WHAT YOU WILL DO: Extract the complete listing and repeat it word for word.

Saved data entries:
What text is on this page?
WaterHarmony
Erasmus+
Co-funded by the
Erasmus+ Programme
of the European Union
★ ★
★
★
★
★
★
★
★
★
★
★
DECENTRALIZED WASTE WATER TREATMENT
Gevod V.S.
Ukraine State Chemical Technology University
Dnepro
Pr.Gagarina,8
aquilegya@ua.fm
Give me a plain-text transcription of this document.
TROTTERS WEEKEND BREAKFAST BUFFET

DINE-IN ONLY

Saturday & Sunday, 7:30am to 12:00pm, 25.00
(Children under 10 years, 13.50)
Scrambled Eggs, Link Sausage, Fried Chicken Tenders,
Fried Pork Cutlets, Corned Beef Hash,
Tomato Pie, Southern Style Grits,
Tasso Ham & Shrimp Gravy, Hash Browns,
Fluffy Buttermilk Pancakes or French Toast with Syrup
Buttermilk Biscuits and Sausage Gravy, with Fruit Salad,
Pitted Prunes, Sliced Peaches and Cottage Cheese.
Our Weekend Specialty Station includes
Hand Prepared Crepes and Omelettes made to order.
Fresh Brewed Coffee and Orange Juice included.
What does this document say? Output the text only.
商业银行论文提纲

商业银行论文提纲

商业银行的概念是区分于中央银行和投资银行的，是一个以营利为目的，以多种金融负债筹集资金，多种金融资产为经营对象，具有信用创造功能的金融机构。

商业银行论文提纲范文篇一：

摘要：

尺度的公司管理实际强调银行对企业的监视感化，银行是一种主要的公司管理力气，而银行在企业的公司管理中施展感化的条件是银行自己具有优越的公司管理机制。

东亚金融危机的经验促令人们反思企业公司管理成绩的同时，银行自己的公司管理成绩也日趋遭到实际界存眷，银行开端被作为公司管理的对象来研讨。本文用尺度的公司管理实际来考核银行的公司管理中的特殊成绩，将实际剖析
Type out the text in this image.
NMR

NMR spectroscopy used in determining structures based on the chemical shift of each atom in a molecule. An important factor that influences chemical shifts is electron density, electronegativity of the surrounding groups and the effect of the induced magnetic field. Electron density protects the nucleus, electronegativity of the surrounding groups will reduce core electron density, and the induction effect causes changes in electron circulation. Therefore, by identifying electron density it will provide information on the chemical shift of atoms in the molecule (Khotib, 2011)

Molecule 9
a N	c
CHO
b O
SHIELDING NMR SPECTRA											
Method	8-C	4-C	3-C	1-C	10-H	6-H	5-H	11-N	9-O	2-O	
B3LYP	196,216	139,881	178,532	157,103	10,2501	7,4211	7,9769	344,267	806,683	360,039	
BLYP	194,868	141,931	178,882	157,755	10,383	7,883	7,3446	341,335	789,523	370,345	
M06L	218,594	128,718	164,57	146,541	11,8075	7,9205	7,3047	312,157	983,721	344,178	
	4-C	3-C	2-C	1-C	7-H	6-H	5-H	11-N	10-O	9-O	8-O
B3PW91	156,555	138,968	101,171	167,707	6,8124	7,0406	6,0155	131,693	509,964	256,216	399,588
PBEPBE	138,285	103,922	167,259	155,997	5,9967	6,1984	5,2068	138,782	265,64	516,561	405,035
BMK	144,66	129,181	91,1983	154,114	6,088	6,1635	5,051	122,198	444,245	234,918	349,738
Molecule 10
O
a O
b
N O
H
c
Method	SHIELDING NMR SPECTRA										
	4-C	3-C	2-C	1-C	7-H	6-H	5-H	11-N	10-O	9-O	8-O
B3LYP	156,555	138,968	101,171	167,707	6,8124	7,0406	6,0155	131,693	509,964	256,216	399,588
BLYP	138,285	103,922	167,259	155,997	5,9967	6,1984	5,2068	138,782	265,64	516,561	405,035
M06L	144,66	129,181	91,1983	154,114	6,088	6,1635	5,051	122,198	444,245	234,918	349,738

TASK RESPONSE:
What text is on this page?
WaterHarmony
Erasmus+
Co-funded by the
Erasmus+ Programme
of the European Union
★ ★
★
★
★
★
★
★
★
★
★
★
DECENTRALIZED WASTE WATER TREATMENT
Gevod V.S.
Ukraine State Chemical Technology University
Dnepro
Pr.Gagarina,8
aquilegya@ua.fm
Give me a plain-text transcription of this document.
TROTTERS WEEKEND BREAKFAST BUFFET

DINE-IN ONLY

Saturday & Sunday, 7:30am to 12:00pm, 25.00
(Children under 10 years, 13.50)
Scrambled Eggs, Link Sausage, Fried Chicken Tenders,
Fried Pork Cutlets, Corned Beef Hash,
Tomato Pie, Southern Style Grits,
Tasso Ham & Shrimp Gravy, Hash Browns,
Fluffy Buttermilk Pancakes or French Toast with Syrup
Buttermilk Biscuits and Sausage Gravy, with Fruit Salad,
Pitted Prunes, Sliced Peaches and Cottage Cheese.
Our Weekend Specialty Station includes
Hand Prepared Crepes and Omelettes made to order.
Fresh Brewed Coffee and Orange Juice included.
What does this document say? Output the text only.
商业银行论文提纲

商业银行论文提纲

商业银行的概念是区分于中央银行和投资银行的，是一个以营利为目的，以多种金融负债筹集资金，多种金融资产为经营对象，具有信用创造功能的金融机构。

商业银行论文提纲范文篇一：

摘要：

尺度的公司管理实际强调银行对企业的监视感化，银行是一种主要的公司管理力气，而银行在企业的公司管理中施展感化的条件是银行自己具有优越的公司管理机制。

东亚金融危机的经验促令人们反思企业公司管理成绩的同时，银行自己的公司管理成绩也日趋遭到实际界存眷，银行开端被作为公司管理的对象来研讨。本文用尺度的公司管理实际来考核银行的公司管理中的特殊成绩，将实际剖析
Type out the text in this image.
NMR

NMR spectroscopy used in determining structures based on the chemical shift of each atom in a molecule. An important factor that influences chemical shifts is electron density, electronegativity of the surrounding groups and the effect of the induced magnetic field. Electron density protects the nucleus, electronegativity of the surrounding groups will reduce core electron density, and the induction effect causes changes in electron circulation. Therefore, by identifying electron density it will provide information on the chemical shift of atoms in the molecule (Khotib, 2011)

Molecule 9
a N	c
CHO
b O
SHIELDING NMR SPECTRA											
Method	8-C	4-C	3-C	1-C	10-H	6-H	5-H	11-N	9-O	2-O	
B3LYP	196,216	139,881	178,532	157,103	10,2501	7,4211	7,9769	344,267	806,683	360,039	
BLYP	194,868	141,931	178,882	157,755	10,383	7,883	7,3446	341,335	789,523	370,345	
M06L	218,594	128,718	164,57	146,541	11,8075	7,9205	7,3047	312,157	983,721	344,178	
	4-C	3-C	2-C	1-C	7-H	6-H	5-H	11-N	10-O	9-O	8-O
B3PW91	156,555	138,968	101,171	167,707	6,8124	7,0406	6,0155	131,693	509,964	256,216	399,588
PBEPBE	138,285	103,922	167,259	155,997	5,9967	6,1984	5,2068	138,782	265,64	516,561	405,035
BMK	144,66	129,181	91,1983	154,114	6,088	6,1635	5,051	122,198	444,245	234,918	349,738
Molecule 10
O
a O
b
N O
H
c
Method	SHIELDING NMR SPECTRA										
	4-C	3-C	2-C	1-C	7-H	6-H	5-H	11-N	10-O	9-O	8-O
B3LYP	156,555	138,968	101,171	167,707	6,8124	7,0406	6,0155	131,693	509,964	256,216	399,588
BLYP	138,285	103,922	167,259	155,997	5,9967	6,1984	5,2068	138,782	265,64	516,561	405,035
M06L	144,66	129,181	91,1983	154,114	6,088	6,1635	5,051	122,198	444,245	234,918	349,738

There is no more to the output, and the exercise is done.